— GOAL —
Repeat each line of the material exactly.

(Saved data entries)
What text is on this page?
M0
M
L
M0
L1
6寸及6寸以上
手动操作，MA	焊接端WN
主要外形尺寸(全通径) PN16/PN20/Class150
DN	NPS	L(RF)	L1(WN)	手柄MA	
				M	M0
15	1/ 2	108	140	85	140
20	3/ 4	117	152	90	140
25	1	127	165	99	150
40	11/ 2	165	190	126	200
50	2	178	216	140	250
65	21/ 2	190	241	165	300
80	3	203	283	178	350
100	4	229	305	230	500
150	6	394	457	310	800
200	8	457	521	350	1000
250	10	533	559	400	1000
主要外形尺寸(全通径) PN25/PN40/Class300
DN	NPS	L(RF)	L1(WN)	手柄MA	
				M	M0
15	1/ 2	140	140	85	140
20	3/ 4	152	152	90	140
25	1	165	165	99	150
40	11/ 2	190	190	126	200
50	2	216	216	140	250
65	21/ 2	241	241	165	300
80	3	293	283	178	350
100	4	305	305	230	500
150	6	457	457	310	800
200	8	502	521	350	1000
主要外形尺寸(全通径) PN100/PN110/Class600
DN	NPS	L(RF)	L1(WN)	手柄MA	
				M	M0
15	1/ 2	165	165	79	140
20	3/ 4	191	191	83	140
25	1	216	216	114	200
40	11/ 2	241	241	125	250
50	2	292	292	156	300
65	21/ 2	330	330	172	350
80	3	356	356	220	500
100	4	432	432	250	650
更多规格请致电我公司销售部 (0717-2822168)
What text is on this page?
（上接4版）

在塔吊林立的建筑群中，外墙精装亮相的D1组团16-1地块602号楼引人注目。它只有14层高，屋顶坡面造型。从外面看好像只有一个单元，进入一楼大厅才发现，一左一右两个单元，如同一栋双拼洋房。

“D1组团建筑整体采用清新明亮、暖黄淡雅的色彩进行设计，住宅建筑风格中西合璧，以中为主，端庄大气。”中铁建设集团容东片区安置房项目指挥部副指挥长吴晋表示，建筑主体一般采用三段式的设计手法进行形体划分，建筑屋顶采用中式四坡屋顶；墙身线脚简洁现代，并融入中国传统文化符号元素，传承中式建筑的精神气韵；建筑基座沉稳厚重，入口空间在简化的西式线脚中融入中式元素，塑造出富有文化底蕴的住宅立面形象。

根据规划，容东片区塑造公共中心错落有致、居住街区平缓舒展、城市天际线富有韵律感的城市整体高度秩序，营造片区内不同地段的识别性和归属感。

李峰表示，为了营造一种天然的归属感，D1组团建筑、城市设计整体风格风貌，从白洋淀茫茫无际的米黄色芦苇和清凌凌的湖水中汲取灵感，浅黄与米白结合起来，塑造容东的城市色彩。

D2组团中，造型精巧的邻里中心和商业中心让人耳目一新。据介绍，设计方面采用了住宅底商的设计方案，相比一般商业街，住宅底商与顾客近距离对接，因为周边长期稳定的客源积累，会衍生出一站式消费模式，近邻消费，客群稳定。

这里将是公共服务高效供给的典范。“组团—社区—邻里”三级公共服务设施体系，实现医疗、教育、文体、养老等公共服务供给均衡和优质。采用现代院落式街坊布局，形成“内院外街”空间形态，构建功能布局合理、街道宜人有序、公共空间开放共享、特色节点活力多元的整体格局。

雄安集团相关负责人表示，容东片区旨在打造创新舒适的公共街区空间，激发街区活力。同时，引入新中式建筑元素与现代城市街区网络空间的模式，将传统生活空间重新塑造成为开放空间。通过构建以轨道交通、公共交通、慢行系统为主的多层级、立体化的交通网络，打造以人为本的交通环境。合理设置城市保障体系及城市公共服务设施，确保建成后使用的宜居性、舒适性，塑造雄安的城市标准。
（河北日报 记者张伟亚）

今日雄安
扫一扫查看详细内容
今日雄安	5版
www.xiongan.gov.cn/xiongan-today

— EXERCISE OUTPUT —
What text is on this page?
M0
M
L
M0
L1
6寸及6寸以上
手动操作，MA	焊接端WN
主要外形尺寸(全通径) PN16/PN20/Class150
DN	NPS	L(RF)	L1(WN)	手柄MA	
				M	M0
15	1/ 2	108	140	85	140
20	3/ 4	117	152	90	140
25	1	127	165	99	150
40	11/ 2	165	190	126	200
50	2	178	216	140	250
65	21/ 2	190	241	165	300
80	3	203	283	178	350
100	4	229	305	230	500
150	6	394	457	310	800
200	8	457	521	350	1000
250	10	533	559	400	1000
主要外形尺寸(全通径) PN25/PN40/Class300
DN	NPS	L(RF)	L1(WN)	手柄MA	
				M	M0
15	1/ 2	140	140	85	140
20	3/ 4	152	152	90	140
25	1	165	165	99	150
40	11/ 2	190	190	126	200
50	2	216	216	140	250
65	21/ 2	241	241	165	300
80	3	293	283	178	350
100	4	305	305	230	500
150	6	457	457	310	800
200	8	502	521	350	1000
主要外形尺寸(全通径) PN100/PN110/Class600
DN	NPS	L(RF)	L1(WN)	手柄MA	
				M	M0
15	1/ 2	165	165	79	140
20	3/ 4	191	191	83	140
25	1	216	216	114	200
40	11/ 2	241	241	125	250
50	2	292	292	156	300
65	21/ 2	330	330	172	350
80	3	356	356	220	500
100	4	432	432	250	650
更多规格请致电我公司销售部 (0717-2822168)
What text is on this page?
（上接4版）

在塔吊林立的建筑群中，外墙精装亮相的D1组团16-1地块602号楼引人注目。它只有14层高，屋顶坡面造型。从外面看好像只有一个单元，进入一楼大厅才发现，一左一右两个单元，如同一栋双拼洋房。

“D1组团建筑整体采用清新明亮、暖黄淡雅的色彩进行设计，住宅建筑风格中西合璧，以中为主，端庄大气。”中铁建设集团容东片区安置房项目指挥部副指挥长吴晋表示，建筑主体一般采用三段式的设计手法进行形体划分，建筑屋顶采用中式四坡屋顶；墙身线脚简洁现代，并融入中国传统文化符号元素，传承中式建筑的精神气韵；建筑基座沉稳厚重，入口空间在简化的西式线脚中融入中式元素，塑造出富有文化底蕴的住宅立面形象。

根据规划，容东片区塑造公共中心错落有致、居住街区平缓舒展、城市天际线富有韵律感的城市整体高度秩序，营造片区内不同地段的识别性和归属感。

李峰表示，为了营造一种天然的归属感，D1组团建筑、城市设计整体风格风貌，从白洋淀茫茫无际的米黄色芦苇和清凌凌的湖水中汲取灵感，浅黄与米白结合起来，塑造容东的城市色彩。

D2组团中，造型精巧的邻里中心和商业中心让人耳目一新。据介绍，设计方面采用了住宅底商的设计方案，相比一般商业街，住宅底商与顾客近距离对接，因为周边长期稳定的客源积累，会衍生出一站式消费模式，近邻消费，客群稳定。

这里将是公共服务高效供给的典范。“组团—社区—邻里”三级公共服务设施体系，实现医疗、教育、文体、养老等公共服务供给均衡和优质。采用现代院落式街坊布局，形成“内院外街”空间形态，构建功能布局合理、街道宜人有序、公共空间开放共享、特色节点活力多元的整体格局。

雄安集团相关负责人表示，容东片区旨在打造创新舒适的公共街区空间，激发街区活力。同时，引入新中式建筑元素与现代城市街区网络空间的模式，将传统生活空间重新塑造成为开放空间。通过构建以轨道交通、公共交通、慢行系统为主的多层级、立体化的交通网络，打造以人为本的交通环境。合理设置城市保障体系及城市公共服务设施，确保建成后使用的宜居性、舒适性，塑造雄安的城市标准。
（河北日报 记者张伟亚）

今日雄安
扫一扫查看详细内容
今日雄安	5版
www.xiongan.gov.cn/xiongan-today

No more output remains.